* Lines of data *
● ● ● ●

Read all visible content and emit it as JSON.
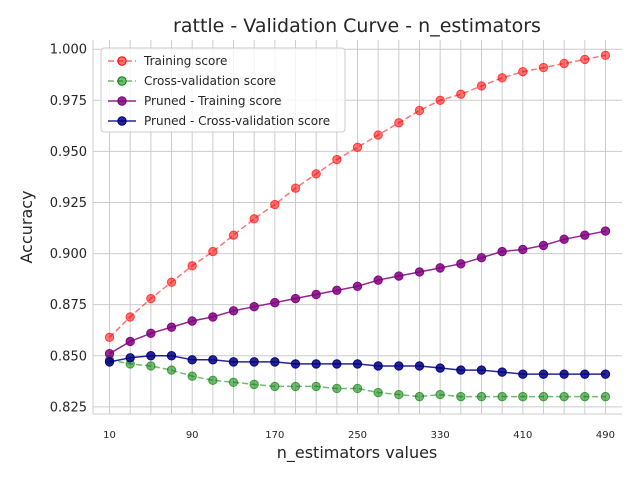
{
  "chart_data": {
    "type": "line",
    "title": "rattle - Validation Curve - n_estimators",
    "xlabel": "n_estimators values",
    "ylabel": "Accuracy",
    "x": [
      10,
      30,
      50,
      70,
      90,
      110,
      130,
      150,
      170,
      190,
      210,
      230,
      250,
      270,
      290,
      310,
      330,
      350,
      370,
      390,
      410,
      430,
      450,
      470,
      490
    ],
    "xticks": [
      10,
      90,
      170,
      250,
      330,
      410,
      490
    ],
    "yticks": [
      "0.825",
      "0.850",
      "0.875",
      "0.900",
      "0.925",
      "0.950",
      "0.975",
      "1.000"
    ],
    "xlim": [
      -6,
      506
    ],
    "ylim": [
      0.8215,
      1.0045
    ],
    "grid": true,
    "legend": "top-left",
    "series": [
      {
        "name": "Training score",
        "color": "#ff0000",
        "dash": true,
        "alpha": 0.55,
        "values": [
          0.859,
          0.869,
          0.878,
          0.886,
          0.894,
          0.901,
          0.909,
          0.917,
          0.924,
          0.932,
          0.939,
          0.946,
          0.952,
          0.958,
          0.964,
          0.97,
          0.975,
          0.978,
          0.982,
          0.986,
          0.989,
          0.991,
          0.993,
          0.995,
          0.997
        ]
      },
      {
        "name": "Cross-validation score",
        "color": "#008000",
        "dash": true,
        "alpha": 0.55,
        "values": [
          0.848,
          0.846,
          0.845,
          0.843,
          0.84,
          0.838,
          0.837,
          0.836,
          0.835,
          0.835,
          0.835,
          0.834,
          0.834,
          0.832,
          0.831,
          0.83,
          0.831,
          0.83,
          0.83,
          0.83,
          0.83,
          0.83,
          0.83,
          0.83,
          0.83
        ]
      },
      {
        "name": "Pruned - Training score",
        "color": "#800080",
        "dash": false,
        "alpha": 0.85,
        "values": [
          0.851,
          0.857,
          0.861,
          0.864,
          0.867,
          0.869,
          0.872,
          0.874,
          0.876,
          0.878,
          0.88,
          0.882,
          0.884,
          0.887,
          0.889,
          0.891,
          0.893,
          0.895,
          0.898,
          0.901,
          0.902,
          0.904,
          0.907,
          0.909,
          0.911
        ]
      },
      {
        "name": "Pruned - Cross-validation score",
        "color": "#000080",
        "dash": false,
        "alpha": 0.85,
        "values": [
          0.847,
          0.849,
          0.85,
          0.85,
          0.848,
          0.848,
          0.847,
          0.847,
          0.847,
          0.846,
          0.846,
          0.846,
          0.846,
          0.845,
          0.845,
          0.845,
          0.844,
          0.843,
          0.843,
          0.842,
          0.841,
          0.841,
          0.841,
          0.841,
          0.841
        ]
      }
    ]
  }
}
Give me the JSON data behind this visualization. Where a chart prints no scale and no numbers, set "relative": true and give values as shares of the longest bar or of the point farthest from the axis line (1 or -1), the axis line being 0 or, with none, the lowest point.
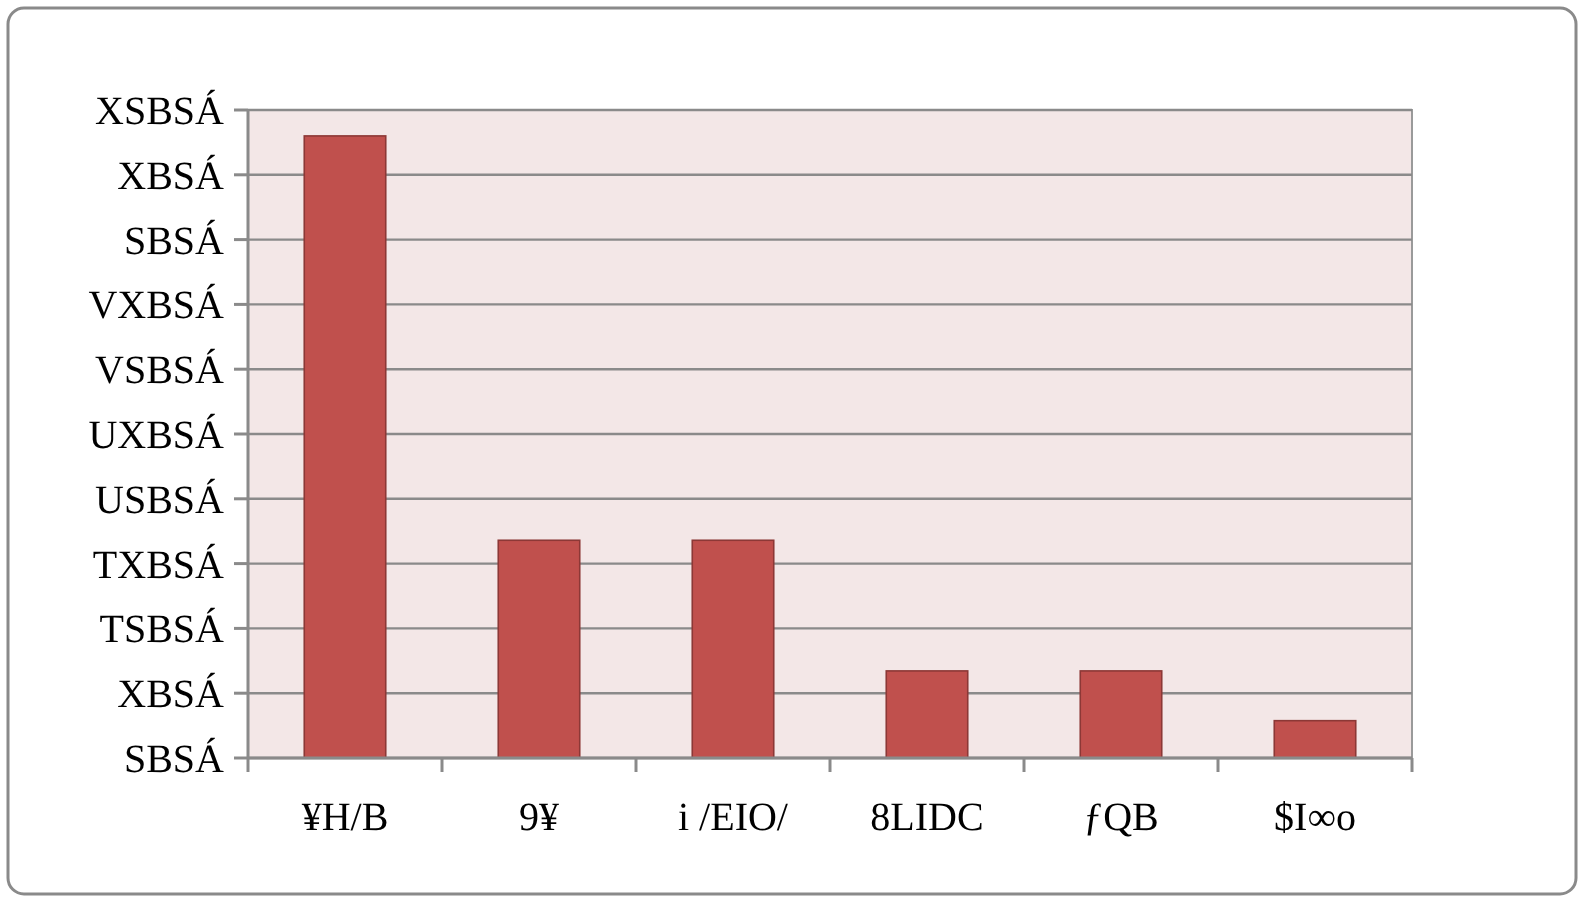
{
  "chart_data": {
    "type": "bar",
    "relative": true,
    "categories": [
      "¥H/B",
      "9¥",
      "i /EIO/",
      "8LIDC",
      "ƒQB",
      "$I∞o"
    ],
    "values": [
      1,
      0.35,
      0.35,
      0.14,
      0.14,
      0.06
    ],
    "color": "#c0504d",
    "annotations": [
      "XSBSÁ",
      "XBSÁ",
      "SBSÁ",
      "VXBSÁ",
      "VSBSÁ",
      "UXBSÁ",
      "USBSÁ",
      "TXBSÁ",
      "TSBSÁ",
      "XBSÁ",
      "SBSÁ"
    ],
    "grid": "y"
  }
}
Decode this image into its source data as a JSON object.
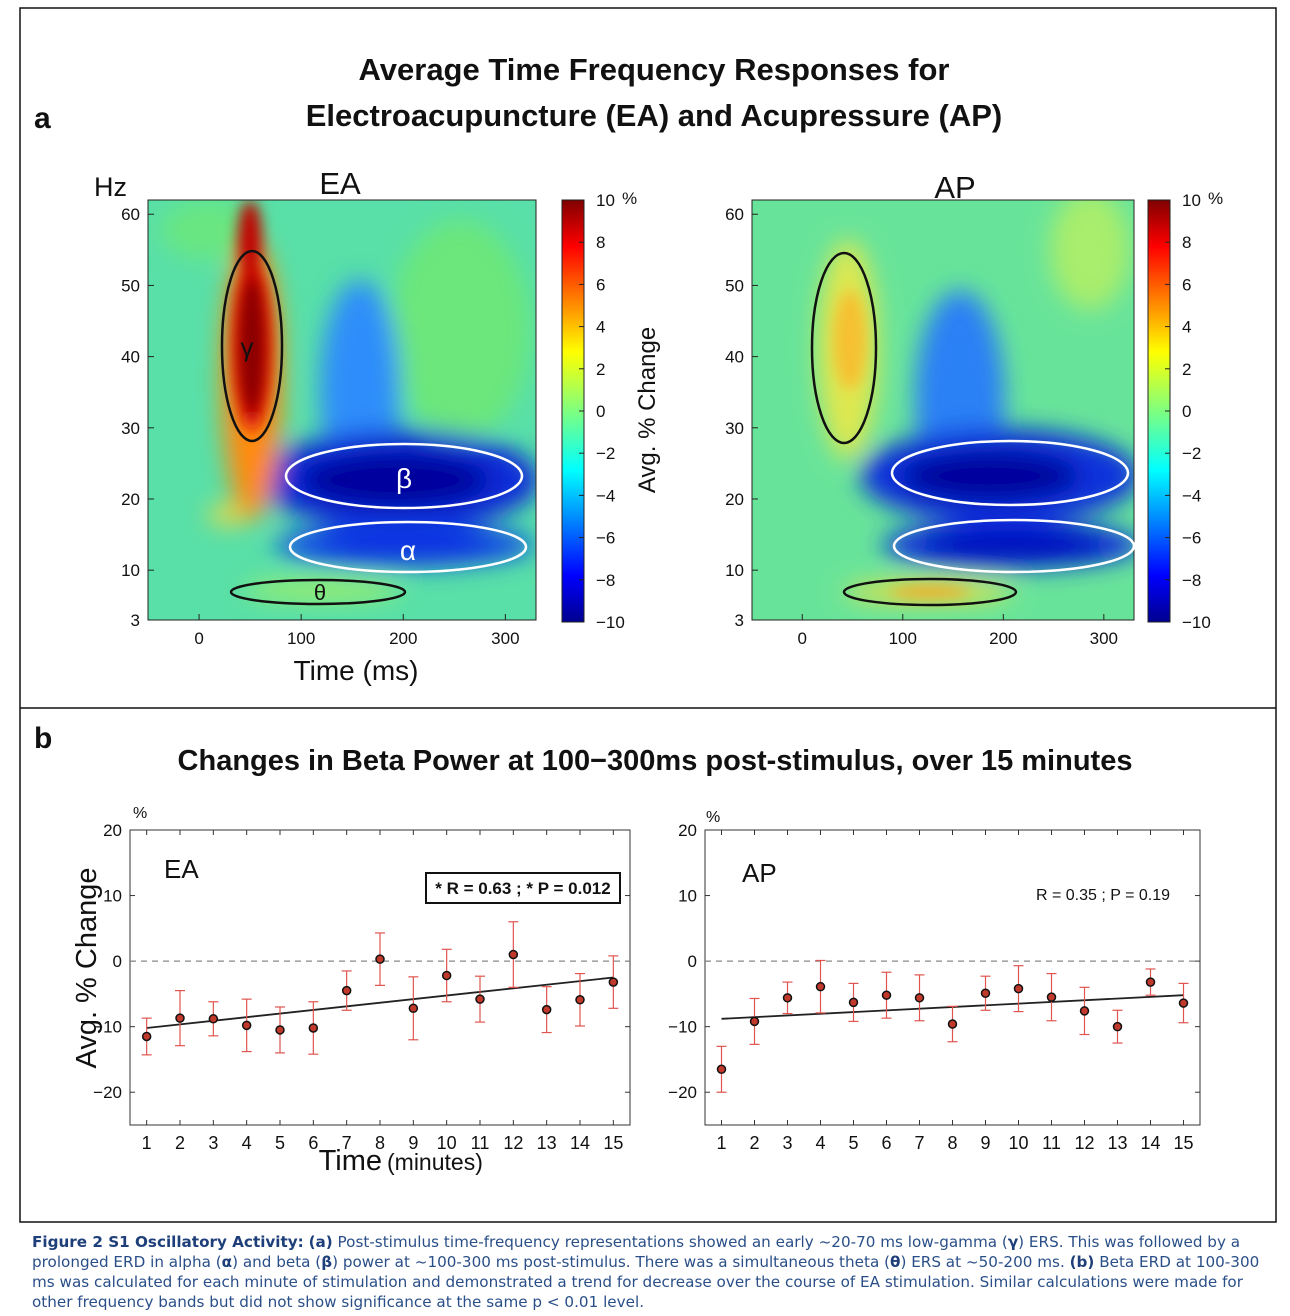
{
  "figure": {
    "panel_a_letter": "a",
    "panel_b_letter": "b",
    "title_line1": "Average Time Frequency Responses for",
    "title_line2": "Electroacupuncture (EA) and Acupressure (AP)",
    "b_title": "Changes in Beta Power at 100−300ms post-stimulus, over 15 minutes"
  },
  "colors": {
    "ea_error_bar": "#e0554f",
    "marker_fill": "#c0392b",
    "border": "#111111"
  },
  "caption": {
    "label": "Figure 2 S1 Oscillatory Activity:",
    "a_tag": "(a)",
    "a_text_1": "Post-stimulus time-frequency representations showed an early ~20-70 ms low-gamma (",
    "gamma": "γ",
    "a_text_2": ") ERS. This was followed by a prolonged ERD in alpha (",
    "alpha": "α",
    "a_text_3": ") and beta (",
    "beta": "β",
    "a_text_4": ") power at ~100-300 ms post-stimulus. There was a simultaneous theta (",
    "theta": "θ",
    "a_text_5": ") ERS at ~50-200 ms.",
    "b_tag": "(b)",
    "b_text": "Beta ERD at 100-300 ms was calculated for each minute of stimulation and demonstrated a trend for decrease over the course of EA stimulation. Similar calculations were made for other frequency bands but did not show significance at the same p < 0.01 level."
  },
  "chart_data": [
    {
      "type": "heatmap",
      "title": "EA",
      "ylabel": "Hz",
      "xlabel": "Time (ms)",
      "x_ticks": [
        "0",
        "100",
        "200",
        "300"
      ],
      "y_ticks": [
        "3",
        "10",
        "20",
        "30",
        "40",
        "50",
        "60"
      ],
      "xlim": [
        -50,
        330
      ],
      "ylim": [
        3,
        62
      ],
      "colorbar": {
        "label": "Avg. % Change",
        "unit": "%",
        "ticks": [
          "10",
          "8",
          "6",
          "4",
          "2",
          "0",
          "−2",
          "−4",
          "−6",
          "−8",
          "−10"
        ],
        "range": [
          -10,
          10
        ]
      },
      "regions": [
        {
          "band": "γ",
          "time_range_ms": [
            30,
            80
          ],
          "freq_range_hz": [
            28,
            54
          ],
          "value_pct": 10
        },
        {
          "band": "β",
          "time_range_ms": [
            120,
            320
          ],
          "freq_range_hz": [
            18,
            28
          ],
          "value_pct": -9
        },
        {
          "band": "α",
          "time_range_ms": [
            120,
            320
          ],
          "freq_range_hz": [
            9,
            16
          ],
          "value_pct": -7
        },
        {
          "band": "θ",
          "time_range_ms": [
            30,
            200
          ],
          "freq_range_hz": [
            5,
            8
          ],
          "value_pct": 1
        }
      ]
    },
    {
      "type": "heatmap",
      "title": "AP",
      "xlabel": "",
      "x_ticks": [
        "0",
        "100",
        "200",
        "300"
      ],
      "y_ticks": [
        "3",
        "10",
        "20",
        "30",
        "40",
        "50",
        "60"
      ],
      "xlim": [
        -50,
        330
      ],
      "ylim": [
        3,
        62
      ],
      "colorbar": {
        "unit": "%",
        "ticks": [
          "10",
          "8",
          "6",
          "4",
          "2",
          "0",
          "−2",
          "−4",
          "−6",
          "−8",
          "−10"
        ],
        "range": [
          -10,
          10
        ]
      },
      "regions": [
        {
          "band": "",
          "time_range_ms": [
            25,
            75
          ],
          "freq_range_hz": [
            28,
            55
          ],
          "value_pct": 3
        },
        {
          "band": "",
          "time_range_ms": [
            110,
            320
          ],
          "freq_range_hz": [
            18,
            28
          ],
          "value_pct": -8.5
        },
        {
          "band": "",
          "time_range_ms": [
            110,
            320
          ],
          "freq_range_hz": [
            9,
            16
          ],
          "value_pct": -8
        },
        {
          "band": "",
          "time_range_ms": [
            60,
            200
          ],
          "freq_range_hz": [
            5,
            8
          ],
          "value_pct": 4
        }
      ]
    },
    {
      "type": "scatter",
      "title": "EA",
      "xlabel": "Time",
      "xlabel_unit": "(minutes)",
      "ylabel": "Avg. % Change",
      "yunit": "%",
      "annotation": "* R = 0.63 ; * P = 0.012",
      "x": [
        1,
        2,
        3,
        4,
        5,
        6,
        7,
        8,
        9,
        10,
        11,
        12,
        13,
        14,
        15
      ],
      "y": [
        -11.5,
        -8.7,
        -8.8,
        -9.8,
        -10.5,
        -10.2,
        -4.5,
        0.3,
        -7.2,
        -2.2,
        -5.8,
        1.0,
        -7.4,
        -5.9,
        -3.2
      ],
      "err": [
        2.8,
        4.2,
        2.6,
        4.0,
        3.5,
        4.0,
        3.0,
        4.0,
        4.8,
        4.0,
        3.5,
        5.0,
        3.5,
        4.0,
        4.0
      ],
      "trend": [
        -10.2,
        -2.5
      ],
      "ylim": [
        -25,
        20
      ],
      "xlim": [
        0.5,
        15.5
      ],
      "x_ticks": [
        "1",
        "2",
        "3",
        "4",
        "5",
        "6",
        "7",
        "8",
        "9",
        "10",
        "11",
        "12",
        "13",
        "14",
        "15"
      ],
      "y_ticks": [
        "20",
        "10",
        "0",
        "−10",
        "−20"
      ]
    },
    {
      "type": "scatter",
      "title": "AP",
      "yunit": "%",
      "annotation": "R = 0.35 ; P = 0.19",
      "x": [
        1,
        2,
        3,
        4,
        5,
        6,
        7,
        8,
        9,
        10,
        11,
        12,
        13,
        14,
        15
      ],
      "y": [
        -16.5,
        -9.2,
        -5.6,
        -3.9,
        -6.3,
        -5.2,
        -5.6,
        -9.6,
        -4.9,
        -4.2,
        -5.5,
        -7.6,
        -10.0,
        -3.2,
        -6.4
      ],
      "err": [
        3.5,
        3.5,
        2.4,
        4.0,
        2.9,
        3.5,
        3.5,
        2.7,
        2.6,
        3.5,
        3.6,
        3.6,
        2.5,
        2.0,
        3.0
      ],
      "trend": [
        -8.8,
        -5.2
      ],
      "ylim": [
        -25,
        20
      ],
      "xlim": [
        0.5,
        15.5
      ],
      "x_ticks": [
        "1",
        "2",
        "3",
        "4",
        "5",
        "6",
        "7",
        "8",
        "9",
        "10",
        "11",
        "12",
        "13",
        "14",
        "15"
      ],
      "y_ticks": [
        "20",
        "10",
        "0",
        "−10",
        "−20"
      ]
    }
  ]
}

● ● ● ●

Identify each line of the material where the word "over" shows up, and copy it.

* ANSWER IN FULL *
    "b_title": "Changes in Beta Power at 100−300ms post-stimulus, over 15 minutes"
    "b_text": "Beta ERD at 100-300 ms was calculated for each minute of stimulation and demonstrated a trend for decrease over the course of EA stimulation. Similar calculations were made for other frequency bands but did not show significance at the same p < 0.01 level."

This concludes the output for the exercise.